▸ Written request: Copy out all the entries word for word.

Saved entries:
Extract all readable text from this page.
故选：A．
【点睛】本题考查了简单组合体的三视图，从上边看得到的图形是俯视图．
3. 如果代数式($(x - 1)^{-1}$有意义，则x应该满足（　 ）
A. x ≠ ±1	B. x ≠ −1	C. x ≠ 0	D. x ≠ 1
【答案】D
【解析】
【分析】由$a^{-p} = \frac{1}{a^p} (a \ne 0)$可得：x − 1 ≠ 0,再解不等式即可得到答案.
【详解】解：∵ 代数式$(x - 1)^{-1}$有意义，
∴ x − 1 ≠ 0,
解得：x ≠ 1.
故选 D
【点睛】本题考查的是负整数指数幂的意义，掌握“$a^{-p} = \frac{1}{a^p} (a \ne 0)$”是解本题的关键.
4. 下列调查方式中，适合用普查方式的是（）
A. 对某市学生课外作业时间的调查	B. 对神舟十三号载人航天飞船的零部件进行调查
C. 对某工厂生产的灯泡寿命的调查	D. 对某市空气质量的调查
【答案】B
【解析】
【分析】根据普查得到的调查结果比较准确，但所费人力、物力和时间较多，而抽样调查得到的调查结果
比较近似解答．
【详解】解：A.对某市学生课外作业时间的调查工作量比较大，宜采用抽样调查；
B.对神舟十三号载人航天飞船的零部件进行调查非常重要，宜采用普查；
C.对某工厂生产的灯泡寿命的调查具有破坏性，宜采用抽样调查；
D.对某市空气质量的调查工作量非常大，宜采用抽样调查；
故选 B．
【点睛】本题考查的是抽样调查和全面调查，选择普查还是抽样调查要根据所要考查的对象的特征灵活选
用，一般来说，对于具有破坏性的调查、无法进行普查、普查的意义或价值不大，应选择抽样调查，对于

▸ Solution to this task:
Extract all readable text from this page.
故选：A．
【点睛】本题考查了简单组合体的三视图，从上边看得到的图形是俯视图．
3. 如果代数式($(x - 1)^{-1}$有意义，则x应该满足（　 ）
A. x ≠ ±1	B. x ≠ −1	C. x ≠ 0	D. x ≠ 1
【答案】D
【解析】
【分析】由$a^{-p} = \frac{1}{a^p} (a \ne 0)$可得：x − 1 ≠ 0,再解不等式即可得到答案.
【详解】解：∵ 代数式$(x - 1)^{-1}$有意义，
∴ x − 1 ≠ 0,
解得：x ≠ 1.
故选 D
【点睛】本题考查的是负整数指数幂的意义，掌握“$a^{-p} = \frac{1}{a^p} (a \ne 0)$”是解本题的关键.
4. 下列调查方式中，适合用普查方式的是（）
A. 对某市学生课外作业时间的调查	B. 对神舟十三号载人航天飞船的零部件进行调查
C. 对某工厂生产的灯泡寿命的调查	D. 对某市空气质量的调查
【答案】B
【解析】
【分析】根据普查得到的调查结果比较准确，但所费人力、物力和时间较多，而抽样调查得到的调查结果
比较近似解答．
【详解】解：A.对某市学生课外作业时间的调查工作量比较大，宜采用抽样调查；
B.对神舟十三号载人航天飞船的零部件进行调查非常重要，宜采用普查；
C.对某工厂生产的灯泡寿命的调查具有破坏性，宜采用抽样调查；
D.对某市空气质量的调查工作量非常大，宜采用抽样调查；
故选 B．
【点睛】本题考查的是抽样调查和全面调查，选择普查还是抽样调查要根据所要考查的对象的特征灵活选
用，一般来说，对于具有破坏性的调查、无法进行普查、普查的意义或价值不大，应选择抽样调查，对于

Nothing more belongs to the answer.